Copy the listing from its first line through the line containing "fish-job-terminated: fish: Job", including both ends, with no changes to any line.

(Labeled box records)
▼▼▼

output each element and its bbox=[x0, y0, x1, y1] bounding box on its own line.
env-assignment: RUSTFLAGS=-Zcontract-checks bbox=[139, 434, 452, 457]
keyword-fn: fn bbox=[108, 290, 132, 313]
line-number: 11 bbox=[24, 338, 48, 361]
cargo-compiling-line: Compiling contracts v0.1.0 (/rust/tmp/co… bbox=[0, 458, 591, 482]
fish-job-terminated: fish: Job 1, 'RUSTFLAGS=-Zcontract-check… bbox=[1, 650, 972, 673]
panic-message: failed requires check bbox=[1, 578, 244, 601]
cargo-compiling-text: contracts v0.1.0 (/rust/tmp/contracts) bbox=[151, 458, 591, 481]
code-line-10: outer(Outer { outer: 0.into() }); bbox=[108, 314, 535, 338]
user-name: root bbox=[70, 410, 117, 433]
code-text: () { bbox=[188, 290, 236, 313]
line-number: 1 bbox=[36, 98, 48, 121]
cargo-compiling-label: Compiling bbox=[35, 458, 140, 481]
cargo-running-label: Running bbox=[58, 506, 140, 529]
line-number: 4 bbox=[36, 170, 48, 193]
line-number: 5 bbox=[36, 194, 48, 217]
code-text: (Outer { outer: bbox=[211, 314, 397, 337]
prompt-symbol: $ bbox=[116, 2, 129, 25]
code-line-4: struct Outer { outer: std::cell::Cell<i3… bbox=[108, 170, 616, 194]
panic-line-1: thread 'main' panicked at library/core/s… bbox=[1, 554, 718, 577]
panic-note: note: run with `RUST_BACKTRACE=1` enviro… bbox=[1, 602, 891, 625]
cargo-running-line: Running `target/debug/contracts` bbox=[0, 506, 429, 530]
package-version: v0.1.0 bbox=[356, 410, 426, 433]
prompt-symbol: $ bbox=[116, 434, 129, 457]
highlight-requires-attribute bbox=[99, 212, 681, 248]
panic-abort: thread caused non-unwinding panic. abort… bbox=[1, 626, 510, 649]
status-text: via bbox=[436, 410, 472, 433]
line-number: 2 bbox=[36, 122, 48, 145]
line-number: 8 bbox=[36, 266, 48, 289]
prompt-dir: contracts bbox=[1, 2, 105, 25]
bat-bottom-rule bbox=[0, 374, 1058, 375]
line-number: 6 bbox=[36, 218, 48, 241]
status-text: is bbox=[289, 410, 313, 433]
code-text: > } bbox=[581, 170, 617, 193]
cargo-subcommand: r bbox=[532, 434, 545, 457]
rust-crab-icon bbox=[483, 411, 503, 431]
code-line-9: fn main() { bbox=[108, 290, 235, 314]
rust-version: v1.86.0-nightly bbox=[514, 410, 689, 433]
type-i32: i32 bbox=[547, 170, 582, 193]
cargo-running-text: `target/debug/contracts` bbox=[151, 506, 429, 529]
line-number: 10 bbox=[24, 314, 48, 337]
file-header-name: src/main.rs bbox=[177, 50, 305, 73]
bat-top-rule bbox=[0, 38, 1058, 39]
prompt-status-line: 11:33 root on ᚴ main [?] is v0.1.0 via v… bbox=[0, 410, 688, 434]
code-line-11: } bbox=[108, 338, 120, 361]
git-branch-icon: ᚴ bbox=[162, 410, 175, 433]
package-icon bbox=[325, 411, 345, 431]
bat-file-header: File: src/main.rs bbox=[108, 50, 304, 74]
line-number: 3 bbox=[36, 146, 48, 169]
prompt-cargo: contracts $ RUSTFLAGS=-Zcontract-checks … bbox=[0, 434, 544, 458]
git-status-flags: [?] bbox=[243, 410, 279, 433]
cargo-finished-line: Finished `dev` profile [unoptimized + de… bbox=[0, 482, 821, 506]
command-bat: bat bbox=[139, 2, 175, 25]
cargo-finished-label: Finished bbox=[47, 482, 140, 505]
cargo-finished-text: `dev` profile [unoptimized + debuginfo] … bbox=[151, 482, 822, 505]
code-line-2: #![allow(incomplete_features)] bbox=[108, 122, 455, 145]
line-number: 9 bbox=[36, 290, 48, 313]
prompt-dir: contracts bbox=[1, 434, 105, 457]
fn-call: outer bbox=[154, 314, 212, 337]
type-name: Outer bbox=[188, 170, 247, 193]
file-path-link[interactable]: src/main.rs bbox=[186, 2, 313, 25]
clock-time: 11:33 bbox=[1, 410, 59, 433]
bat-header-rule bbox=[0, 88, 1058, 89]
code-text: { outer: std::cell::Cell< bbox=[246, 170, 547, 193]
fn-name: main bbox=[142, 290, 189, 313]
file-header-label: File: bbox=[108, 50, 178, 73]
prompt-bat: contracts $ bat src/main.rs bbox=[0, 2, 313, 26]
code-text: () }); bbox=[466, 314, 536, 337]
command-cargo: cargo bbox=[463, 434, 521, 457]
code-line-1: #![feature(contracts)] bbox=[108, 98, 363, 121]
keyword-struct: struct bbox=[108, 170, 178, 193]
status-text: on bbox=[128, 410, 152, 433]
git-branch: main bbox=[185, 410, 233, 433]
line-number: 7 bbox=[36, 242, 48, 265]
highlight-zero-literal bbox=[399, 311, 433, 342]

▲▲▲

CORRECT RESPONSE:
output each element and its bbox=[x0, y0, x1, y1] bounding box on its own line.
env-assignment: RUSTFLAGS=-Zcontract-checks bbox=[139, 434, 452, 457]
keyword-fn: fn bbox=[108, 290, 132, 313]
line-number: 11 bbox=[24, 338, 48, 361]
cargo-compiling-line: Compiling contracts v0.1.0 (/rust/tmp/co… bbox=[0, 458, 591, 482]
fish-job-terminated: fish: Job 1, 'RUSTFLAGS=-Zcontract-check… bbox=[1, 650, 972, 673]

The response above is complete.